• **Extracted records**
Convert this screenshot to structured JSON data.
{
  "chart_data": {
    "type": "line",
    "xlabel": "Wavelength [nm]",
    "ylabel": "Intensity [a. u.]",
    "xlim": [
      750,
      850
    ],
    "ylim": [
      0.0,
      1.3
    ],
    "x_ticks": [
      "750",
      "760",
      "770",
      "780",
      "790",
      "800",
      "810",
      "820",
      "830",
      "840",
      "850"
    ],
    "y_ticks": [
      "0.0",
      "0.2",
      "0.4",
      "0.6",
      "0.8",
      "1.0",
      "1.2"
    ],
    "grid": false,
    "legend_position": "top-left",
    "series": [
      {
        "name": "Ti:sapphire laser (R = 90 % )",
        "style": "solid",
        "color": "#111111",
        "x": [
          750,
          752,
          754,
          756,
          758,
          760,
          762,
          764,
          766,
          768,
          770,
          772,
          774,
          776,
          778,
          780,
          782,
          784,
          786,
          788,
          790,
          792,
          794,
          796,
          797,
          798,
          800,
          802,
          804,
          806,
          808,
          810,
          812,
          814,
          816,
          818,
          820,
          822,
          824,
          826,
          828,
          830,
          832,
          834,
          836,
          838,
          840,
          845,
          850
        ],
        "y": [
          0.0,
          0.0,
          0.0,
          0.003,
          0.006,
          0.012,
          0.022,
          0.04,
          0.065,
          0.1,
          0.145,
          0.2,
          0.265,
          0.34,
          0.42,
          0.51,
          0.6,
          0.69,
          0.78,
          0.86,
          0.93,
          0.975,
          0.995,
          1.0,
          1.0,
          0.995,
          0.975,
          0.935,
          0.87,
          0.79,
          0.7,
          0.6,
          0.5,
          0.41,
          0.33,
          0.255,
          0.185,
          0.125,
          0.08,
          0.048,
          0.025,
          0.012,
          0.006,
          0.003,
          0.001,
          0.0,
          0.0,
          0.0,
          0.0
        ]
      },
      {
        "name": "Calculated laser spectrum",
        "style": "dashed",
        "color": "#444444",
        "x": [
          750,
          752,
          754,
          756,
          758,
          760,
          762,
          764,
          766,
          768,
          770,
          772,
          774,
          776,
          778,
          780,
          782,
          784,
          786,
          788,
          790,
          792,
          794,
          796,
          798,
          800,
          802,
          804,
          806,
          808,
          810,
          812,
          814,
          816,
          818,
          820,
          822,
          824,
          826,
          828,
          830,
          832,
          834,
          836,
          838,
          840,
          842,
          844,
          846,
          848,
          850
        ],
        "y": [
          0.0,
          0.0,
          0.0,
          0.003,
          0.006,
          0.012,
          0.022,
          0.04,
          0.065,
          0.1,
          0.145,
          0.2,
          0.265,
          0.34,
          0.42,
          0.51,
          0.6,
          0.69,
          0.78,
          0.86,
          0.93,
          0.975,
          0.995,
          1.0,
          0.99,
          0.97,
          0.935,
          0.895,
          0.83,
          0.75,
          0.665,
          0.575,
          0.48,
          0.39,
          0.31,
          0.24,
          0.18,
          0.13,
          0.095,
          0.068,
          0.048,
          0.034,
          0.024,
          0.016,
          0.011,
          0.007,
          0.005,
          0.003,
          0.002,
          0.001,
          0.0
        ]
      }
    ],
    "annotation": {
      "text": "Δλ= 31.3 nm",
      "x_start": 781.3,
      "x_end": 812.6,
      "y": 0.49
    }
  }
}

...

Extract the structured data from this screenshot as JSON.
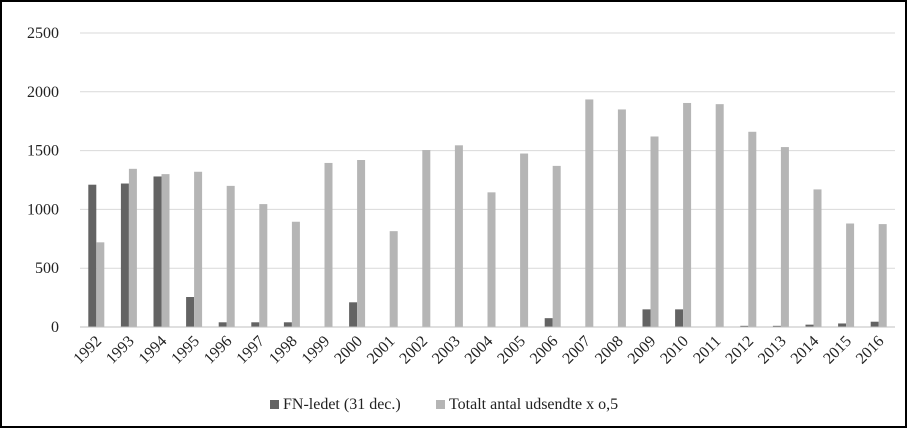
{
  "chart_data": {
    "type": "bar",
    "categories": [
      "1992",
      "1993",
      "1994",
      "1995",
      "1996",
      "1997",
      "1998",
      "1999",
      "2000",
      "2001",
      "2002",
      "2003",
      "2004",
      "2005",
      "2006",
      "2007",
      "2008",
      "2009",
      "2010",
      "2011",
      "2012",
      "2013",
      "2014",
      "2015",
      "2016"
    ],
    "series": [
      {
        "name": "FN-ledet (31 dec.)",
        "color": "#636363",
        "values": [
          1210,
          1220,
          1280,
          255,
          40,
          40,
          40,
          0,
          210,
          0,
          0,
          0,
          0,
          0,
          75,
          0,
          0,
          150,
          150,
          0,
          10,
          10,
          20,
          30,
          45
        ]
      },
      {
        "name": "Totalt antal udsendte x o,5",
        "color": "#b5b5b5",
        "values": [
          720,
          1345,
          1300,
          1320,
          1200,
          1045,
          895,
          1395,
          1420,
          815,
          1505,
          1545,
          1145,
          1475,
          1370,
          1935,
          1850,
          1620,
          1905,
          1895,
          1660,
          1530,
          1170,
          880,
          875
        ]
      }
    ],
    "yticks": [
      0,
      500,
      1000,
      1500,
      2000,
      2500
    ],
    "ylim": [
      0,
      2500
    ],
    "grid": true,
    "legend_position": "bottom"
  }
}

• **Given instruction**
Write out every line of the entries that holds the word "this".

• **Finished answer**
Convert this screenshot to structured JSON data.
Extract the structured data from this screenshot as JSON.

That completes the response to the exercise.